▶ [Dataset entries]:

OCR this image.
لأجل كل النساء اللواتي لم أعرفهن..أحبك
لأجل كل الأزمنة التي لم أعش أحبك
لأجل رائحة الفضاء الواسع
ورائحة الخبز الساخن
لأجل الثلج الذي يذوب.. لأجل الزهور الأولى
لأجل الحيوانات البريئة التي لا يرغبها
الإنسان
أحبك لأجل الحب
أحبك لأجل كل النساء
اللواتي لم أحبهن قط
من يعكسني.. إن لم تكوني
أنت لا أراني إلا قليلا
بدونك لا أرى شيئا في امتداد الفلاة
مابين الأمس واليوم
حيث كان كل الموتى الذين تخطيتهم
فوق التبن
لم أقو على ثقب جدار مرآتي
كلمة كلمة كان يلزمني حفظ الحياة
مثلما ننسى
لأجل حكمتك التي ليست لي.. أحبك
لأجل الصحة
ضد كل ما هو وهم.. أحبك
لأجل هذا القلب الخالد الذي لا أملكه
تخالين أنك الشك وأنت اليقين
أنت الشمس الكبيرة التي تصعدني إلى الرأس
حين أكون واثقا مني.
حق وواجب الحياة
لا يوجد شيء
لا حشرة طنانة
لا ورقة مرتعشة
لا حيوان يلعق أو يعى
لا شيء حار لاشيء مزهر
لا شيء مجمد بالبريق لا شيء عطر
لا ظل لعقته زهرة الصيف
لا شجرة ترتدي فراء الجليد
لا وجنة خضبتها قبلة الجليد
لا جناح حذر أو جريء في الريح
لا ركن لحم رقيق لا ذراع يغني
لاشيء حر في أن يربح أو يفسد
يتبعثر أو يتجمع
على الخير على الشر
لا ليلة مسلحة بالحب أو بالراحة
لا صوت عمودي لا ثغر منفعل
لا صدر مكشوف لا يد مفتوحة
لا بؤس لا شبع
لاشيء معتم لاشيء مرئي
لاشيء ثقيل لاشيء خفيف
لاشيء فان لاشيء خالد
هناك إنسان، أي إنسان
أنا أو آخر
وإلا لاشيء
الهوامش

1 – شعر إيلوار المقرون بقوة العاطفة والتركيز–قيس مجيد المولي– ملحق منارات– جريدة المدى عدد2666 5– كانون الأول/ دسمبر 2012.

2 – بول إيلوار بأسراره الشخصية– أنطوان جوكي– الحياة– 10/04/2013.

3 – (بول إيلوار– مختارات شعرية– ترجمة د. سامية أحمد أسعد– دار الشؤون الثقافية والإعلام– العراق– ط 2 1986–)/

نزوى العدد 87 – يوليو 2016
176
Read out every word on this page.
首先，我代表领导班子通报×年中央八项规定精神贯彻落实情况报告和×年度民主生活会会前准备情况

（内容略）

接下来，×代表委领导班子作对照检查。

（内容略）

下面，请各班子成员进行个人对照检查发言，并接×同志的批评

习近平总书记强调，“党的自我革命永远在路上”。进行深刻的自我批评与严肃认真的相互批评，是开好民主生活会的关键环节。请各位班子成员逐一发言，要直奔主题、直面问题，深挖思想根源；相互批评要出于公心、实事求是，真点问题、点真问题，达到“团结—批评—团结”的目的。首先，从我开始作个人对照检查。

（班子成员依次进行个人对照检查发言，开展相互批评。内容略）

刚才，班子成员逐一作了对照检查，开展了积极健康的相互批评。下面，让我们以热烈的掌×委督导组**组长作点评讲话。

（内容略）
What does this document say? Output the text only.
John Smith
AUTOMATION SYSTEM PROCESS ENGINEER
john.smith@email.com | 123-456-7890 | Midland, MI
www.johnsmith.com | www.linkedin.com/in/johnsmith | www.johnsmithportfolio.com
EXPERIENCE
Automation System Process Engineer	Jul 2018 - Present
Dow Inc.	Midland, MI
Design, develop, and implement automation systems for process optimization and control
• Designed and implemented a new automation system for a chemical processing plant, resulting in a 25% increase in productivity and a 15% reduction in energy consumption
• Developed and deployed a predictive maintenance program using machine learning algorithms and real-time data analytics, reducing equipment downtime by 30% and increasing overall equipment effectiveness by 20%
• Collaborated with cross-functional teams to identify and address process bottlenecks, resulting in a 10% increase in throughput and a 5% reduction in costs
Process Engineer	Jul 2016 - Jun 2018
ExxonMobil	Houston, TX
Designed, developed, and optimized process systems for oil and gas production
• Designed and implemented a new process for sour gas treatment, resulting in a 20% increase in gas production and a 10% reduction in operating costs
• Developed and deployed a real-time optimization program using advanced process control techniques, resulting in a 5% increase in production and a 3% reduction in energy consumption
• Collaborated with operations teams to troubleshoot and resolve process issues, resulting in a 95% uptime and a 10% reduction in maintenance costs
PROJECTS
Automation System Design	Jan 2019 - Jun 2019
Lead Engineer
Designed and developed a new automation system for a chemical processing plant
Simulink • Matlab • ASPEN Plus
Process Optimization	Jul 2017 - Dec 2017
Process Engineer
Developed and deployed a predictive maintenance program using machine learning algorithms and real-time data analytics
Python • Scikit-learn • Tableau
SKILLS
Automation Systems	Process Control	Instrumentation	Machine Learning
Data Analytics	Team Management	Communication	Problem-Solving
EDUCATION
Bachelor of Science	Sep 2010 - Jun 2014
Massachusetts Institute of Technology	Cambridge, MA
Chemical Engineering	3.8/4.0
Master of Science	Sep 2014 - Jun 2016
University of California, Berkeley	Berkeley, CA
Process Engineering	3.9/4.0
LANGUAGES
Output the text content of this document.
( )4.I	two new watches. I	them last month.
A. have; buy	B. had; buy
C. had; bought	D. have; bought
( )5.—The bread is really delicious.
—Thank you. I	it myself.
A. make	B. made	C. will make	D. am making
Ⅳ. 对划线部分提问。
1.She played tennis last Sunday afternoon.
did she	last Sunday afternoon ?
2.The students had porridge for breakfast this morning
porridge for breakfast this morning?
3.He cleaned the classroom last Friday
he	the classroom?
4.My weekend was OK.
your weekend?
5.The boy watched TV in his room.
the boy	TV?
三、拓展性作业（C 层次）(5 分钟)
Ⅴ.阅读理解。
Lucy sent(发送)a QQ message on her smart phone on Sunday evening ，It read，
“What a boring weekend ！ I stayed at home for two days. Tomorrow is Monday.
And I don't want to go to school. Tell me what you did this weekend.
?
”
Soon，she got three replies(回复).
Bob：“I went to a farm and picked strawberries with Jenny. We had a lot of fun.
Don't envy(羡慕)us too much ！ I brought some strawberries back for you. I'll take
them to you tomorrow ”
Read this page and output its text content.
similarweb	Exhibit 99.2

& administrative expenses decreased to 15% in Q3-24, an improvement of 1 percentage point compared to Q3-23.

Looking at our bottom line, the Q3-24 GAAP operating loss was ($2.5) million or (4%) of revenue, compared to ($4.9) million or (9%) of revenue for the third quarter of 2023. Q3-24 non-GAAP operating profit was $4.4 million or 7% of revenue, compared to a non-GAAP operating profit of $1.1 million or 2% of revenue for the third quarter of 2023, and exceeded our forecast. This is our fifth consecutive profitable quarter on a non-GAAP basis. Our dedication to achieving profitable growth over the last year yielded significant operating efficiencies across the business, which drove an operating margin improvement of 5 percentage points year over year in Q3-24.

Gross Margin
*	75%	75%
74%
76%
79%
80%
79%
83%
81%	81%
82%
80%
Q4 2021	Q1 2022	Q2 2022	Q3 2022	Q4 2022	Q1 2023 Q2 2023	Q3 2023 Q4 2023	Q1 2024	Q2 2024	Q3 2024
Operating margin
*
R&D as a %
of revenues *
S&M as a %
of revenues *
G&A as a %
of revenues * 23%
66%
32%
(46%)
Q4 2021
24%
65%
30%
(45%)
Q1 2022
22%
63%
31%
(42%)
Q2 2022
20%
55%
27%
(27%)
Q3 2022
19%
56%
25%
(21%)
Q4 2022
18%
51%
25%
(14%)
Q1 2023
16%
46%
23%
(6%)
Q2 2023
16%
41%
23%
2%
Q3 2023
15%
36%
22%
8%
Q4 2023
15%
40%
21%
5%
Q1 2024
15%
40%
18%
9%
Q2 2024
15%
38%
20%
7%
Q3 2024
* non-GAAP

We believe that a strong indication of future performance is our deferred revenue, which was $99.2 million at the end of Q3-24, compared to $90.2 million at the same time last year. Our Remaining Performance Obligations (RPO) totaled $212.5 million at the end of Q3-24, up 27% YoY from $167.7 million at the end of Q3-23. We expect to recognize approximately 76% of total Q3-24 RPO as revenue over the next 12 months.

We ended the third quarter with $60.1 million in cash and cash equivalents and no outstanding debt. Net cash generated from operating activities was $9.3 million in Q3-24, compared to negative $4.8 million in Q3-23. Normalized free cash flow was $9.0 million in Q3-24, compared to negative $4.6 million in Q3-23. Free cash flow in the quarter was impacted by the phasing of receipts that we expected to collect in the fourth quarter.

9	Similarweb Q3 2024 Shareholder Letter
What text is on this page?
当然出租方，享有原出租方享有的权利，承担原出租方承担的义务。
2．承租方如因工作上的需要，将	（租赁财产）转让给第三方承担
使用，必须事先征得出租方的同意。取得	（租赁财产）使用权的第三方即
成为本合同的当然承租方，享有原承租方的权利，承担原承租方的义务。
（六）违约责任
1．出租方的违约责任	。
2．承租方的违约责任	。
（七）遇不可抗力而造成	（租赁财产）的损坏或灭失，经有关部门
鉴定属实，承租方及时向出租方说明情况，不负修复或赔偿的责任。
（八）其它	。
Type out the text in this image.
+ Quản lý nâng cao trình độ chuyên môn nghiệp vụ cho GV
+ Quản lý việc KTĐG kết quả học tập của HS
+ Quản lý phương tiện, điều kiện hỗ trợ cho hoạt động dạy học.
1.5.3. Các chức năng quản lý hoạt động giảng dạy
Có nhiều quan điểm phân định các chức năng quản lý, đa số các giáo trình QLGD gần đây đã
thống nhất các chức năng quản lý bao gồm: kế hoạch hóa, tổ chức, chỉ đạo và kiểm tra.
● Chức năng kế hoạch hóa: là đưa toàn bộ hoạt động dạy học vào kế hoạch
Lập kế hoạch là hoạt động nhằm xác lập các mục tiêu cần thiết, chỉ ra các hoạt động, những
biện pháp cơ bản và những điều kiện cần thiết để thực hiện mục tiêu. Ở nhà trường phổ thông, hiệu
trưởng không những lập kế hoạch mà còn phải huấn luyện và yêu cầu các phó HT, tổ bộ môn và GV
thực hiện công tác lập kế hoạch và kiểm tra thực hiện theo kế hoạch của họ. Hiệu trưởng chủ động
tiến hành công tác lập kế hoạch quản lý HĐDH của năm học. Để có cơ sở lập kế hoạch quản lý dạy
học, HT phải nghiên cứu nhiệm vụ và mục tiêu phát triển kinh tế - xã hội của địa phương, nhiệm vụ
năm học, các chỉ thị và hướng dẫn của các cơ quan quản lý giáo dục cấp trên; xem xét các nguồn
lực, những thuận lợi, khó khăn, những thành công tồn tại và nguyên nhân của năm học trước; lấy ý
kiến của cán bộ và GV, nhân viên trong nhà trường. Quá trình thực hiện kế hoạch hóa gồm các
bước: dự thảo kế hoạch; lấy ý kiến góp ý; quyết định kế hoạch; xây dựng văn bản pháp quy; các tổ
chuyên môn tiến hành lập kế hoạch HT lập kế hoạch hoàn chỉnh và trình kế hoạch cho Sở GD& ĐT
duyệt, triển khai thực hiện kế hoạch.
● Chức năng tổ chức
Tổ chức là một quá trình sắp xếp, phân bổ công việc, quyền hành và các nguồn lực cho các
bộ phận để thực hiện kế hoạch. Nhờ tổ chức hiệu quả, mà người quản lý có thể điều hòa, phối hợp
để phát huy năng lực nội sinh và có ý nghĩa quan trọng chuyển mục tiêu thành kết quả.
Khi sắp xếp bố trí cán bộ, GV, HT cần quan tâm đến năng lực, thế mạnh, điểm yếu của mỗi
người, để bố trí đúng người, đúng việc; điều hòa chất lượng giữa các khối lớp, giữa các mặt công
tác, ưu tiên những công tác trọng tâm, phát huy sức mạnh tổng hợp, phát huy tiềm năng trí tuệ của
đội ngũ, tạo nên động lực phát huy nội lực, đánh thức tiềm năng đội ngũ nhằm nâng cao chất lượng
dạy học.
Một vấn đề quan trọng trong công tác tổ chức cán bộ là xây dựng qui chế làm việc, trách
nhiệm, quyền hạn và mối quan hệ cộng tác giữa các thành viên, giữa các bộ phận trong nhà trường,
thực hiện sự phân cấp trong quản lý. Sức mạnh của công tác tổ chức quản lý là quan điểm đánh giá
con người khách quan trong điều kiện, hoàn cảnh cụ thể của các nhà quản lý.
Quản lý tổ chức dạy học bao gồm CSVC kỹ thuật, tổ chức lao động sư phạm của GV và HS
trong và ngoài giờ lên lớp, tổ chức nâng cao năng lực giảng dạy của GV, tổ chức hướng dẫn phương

▶ [Requirement]:
Compute how many lines include the string "from", then give that number by itself.

▶ [Result for this task]:
2